Text section -
++++++++++
Unlike YouTube, this app relies on users paying subscription fees in lieu of advertising dollars and has paid out more than 3.5 Billion dollars to creators.

As with YouTube, the video-based content may be a source of evidence in a matter. AI advancements like Computer vision powered image and video identification and search can help greatly in parsing Patreon’s video ESI.


Public is hybrid fractional investing app and social network for users interested in finance, cryptocurrency, and investing. Users can directly manage portfolios in App as well as directly exchange messages or join public discussion channels. Public lets you invest in fractional assets, from stocks and ETFs to fine art, collectibles, and crypto. It’s also a great option for new investors looking for community insights and educational resources to help them invest.

The app also recently added Public Live, a real time chat platform like Clubhouse. Although unlike Twitter Live and Clubhouse, this chat function is more closely managed with vetted experts and regularly scheduled broadcasts.

Given the recent high profile EFX debacle, Robinhood lawsuits and crypto crash and myriad of lawsuits in the pipeline relating to crypto, this data source may be especially useful for case teams dealing with financial or crypto organizations and large shareholder classes. At just over a million users and growing it is likely only these niche matters that would really need to look at public.

Old Dogs, New Tricks

In response to the explosion of new platforms with rapid user base growth, any older social networking platforms have recently added functionality that mirrors some of the upstart social platforms given them a run for their money.

  • Twitter Spaces - Twitter’s version of Clubhouse, offering live audio conversations. Anyone can join, listen, and speak in a Space on Twitter for iOS and Android.
  • Instagram Reels -Instagram’s response to TikTok and SnapChat. Users can record and edit 15-second multi-clip videos with audio, effects, and new creative tools.
  • Spotify Live (f/k/a/ Greenroom) - Spotify’s answer to Clubhouse. Users can ask questions, chat with other listeners, and create their own live rooms.
++++++++++
Listed entries -
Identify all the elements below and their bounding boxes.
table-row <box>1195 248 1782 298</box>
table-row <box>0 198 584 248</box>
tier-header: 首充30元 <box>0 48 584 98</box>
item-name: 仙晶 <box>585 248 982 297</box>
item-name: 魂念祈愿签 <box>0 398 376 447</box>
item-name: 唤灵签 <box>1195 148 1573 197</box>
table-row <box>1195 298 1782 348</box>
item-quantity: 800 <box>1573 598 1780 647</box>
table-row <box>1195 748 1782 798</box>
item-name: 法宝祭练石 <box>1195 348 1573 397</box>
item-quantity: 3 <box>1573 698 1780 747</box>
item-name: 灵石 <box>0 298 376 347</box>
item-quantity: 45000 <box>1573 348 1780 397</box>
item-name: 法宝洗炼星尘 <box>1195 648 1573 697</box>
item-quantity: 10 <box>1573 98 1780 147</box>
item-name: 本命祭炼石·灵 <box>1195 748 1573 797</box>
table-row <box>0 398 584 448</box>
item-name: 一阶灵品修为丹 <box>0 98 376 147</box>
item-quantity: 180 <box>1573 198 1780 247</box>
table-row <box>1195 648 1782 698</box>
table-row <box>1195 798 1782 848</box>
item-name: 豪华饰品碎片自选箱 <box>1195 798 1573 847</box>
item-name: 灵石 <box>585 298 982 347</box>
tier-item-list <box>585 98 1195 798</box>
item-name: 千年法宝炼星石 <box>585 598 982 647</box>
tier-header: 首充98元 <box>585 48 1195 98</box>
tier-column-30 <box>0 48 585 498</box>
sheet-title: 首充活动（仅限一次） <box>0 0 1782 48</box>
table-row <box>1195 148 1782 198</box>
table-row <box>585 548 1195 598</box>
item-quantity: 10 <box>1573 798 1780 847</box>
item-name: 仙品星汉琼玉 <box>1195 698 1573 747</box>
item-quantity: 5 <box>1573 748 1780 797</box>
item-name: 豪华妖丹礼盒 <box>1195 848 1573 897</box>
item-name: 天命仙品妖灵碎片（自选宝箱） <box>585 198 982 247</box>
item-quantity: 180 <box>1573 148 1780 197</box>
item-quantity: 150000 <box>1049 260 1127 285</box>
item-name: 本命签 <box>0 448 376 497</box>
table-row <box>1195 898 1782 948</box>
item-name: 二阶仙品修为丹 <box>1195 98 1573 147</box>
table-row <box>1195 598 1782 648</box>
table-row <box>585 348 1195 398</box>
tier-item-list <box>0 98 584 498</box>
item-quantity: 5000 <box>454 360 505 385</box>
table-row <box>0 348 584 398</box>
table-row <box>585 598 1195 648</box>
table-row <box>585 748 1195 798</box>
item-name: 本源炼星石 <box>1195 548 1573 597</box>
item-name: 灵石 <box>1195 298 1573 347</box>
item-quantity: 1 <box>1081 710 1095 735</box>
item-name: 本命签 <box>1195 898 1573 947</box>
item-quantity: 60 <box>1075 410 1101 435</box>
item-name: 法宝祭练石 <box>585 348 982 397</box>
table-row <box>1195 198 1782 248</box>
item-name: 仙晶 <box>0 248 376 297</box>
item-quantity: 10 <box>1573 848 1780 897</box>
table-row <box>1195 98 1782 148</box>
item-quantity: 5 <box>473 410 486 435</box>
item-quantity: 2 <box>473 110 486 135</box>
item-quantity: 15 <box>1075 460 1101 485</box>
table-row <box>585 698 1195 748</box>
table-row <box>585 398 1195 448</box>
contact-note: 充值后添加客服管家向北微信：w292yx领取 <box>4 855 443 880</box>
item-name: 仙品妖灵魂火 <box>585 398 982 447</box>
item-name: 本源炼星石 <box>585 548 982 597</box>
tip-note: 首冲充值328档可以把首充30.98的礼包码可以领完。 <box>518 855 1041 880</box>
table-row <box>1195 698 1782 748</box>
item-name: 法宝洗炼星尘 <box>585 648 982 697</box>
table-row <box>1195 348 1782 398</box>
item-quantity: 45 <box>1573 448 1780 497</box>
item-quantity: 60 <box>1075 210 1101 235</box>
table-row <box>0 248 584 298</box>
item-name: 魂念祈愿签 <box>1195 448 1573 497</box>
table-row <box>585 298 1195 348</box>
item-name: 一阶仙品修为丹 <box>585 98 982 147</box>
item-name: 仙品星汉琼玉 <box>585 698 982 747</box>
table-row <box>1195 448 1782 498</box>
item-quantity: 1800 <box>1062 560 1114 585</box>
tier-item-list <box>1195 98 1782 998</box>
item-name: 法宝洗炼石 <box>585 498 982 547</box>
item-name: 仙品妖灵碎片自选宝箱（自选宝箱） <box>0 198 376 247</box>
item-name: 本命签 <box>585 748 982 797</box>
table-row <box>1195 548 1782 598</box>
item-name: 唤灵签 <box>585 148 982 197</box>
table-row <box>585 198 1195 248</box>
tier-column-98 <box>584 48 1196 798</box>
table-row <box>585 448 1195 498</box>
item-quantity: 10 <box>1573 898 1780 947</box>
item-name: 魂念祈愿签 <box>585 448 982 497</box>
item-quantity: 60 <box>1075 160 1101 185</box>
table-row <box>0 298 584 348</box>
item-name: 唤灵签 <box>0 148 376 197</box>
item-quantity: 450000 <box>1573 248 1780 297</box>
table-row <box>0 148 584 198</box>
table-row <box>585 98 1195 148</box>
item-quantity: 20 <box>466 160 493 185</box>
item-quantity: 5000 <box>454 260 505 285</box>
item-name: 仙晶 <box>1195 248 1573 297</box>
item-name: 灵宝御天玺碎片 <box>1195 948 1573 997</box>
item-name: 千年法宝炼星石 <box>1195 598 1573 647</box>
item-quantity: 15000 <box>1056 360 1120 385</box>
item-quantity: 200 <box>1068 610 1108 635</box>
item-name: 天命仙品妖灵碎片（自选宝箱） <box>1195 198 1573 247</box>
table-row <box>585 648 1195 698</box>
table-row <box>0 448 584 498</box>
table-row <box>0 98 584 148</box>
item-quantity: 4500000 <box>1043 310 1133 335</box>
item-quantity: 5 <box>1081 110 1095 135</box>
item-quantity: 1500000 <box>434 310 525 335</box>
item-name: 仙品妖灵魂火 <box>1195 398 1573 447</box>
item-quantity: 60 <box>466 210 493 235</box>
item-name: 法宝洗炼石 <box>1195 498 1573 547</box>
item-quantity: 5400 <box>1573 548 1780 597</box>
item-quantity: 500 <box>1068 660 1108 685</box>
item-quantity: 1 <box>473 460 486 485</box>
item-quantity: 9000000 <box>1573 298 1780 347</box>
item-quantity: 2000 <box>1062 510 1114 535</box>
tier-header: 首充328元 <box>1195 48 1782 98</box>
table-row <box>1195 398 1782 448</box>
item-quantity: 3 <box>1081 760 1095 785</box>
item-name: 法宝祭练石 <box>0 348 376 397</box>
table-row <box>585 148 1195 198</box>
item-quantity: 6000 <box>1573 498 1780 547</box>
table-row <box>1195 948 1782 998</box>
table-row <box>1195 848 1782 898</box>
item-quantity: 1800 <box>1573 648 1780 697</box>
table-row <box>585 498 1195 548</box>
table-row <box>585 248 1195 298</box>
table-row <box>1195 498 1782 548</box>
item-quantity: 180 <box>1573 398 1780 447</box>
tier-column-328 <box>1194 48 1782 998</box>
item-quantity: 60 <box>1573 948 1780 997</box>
++++++++++
Check your understanding -
1/ List the types of assets that the text on social platforms says Public lets users invest in.
2/ According to the text on social platforms, why may Public be an especially useful data source for case teams dealing with financial or crypto organizations and large shareholder classes?
3/ From the text on social platforms, return the passage starting with "The app also" and going on through "regularly scheduled broadcasts.".

Answers for the exercise -
1/
- Stocks
- ETFs
- Fine art
- Collectibles
- Crypto

2/ The text links Public's usefulness to the recent high-profile EFX debacle, the Robinhood lawsuits, the crypto crash, and the many crypto-related lawsuits in the pipeline. These events make the app's finance and crypto data relevant to such cases.

3/
The app also recently added Public Live, a real time chat platform like Clubhouse. Although unlike Twitter Live and Clubhouse, this chat function is more closely managed with vetted experts and regularly scheduled broadcasts.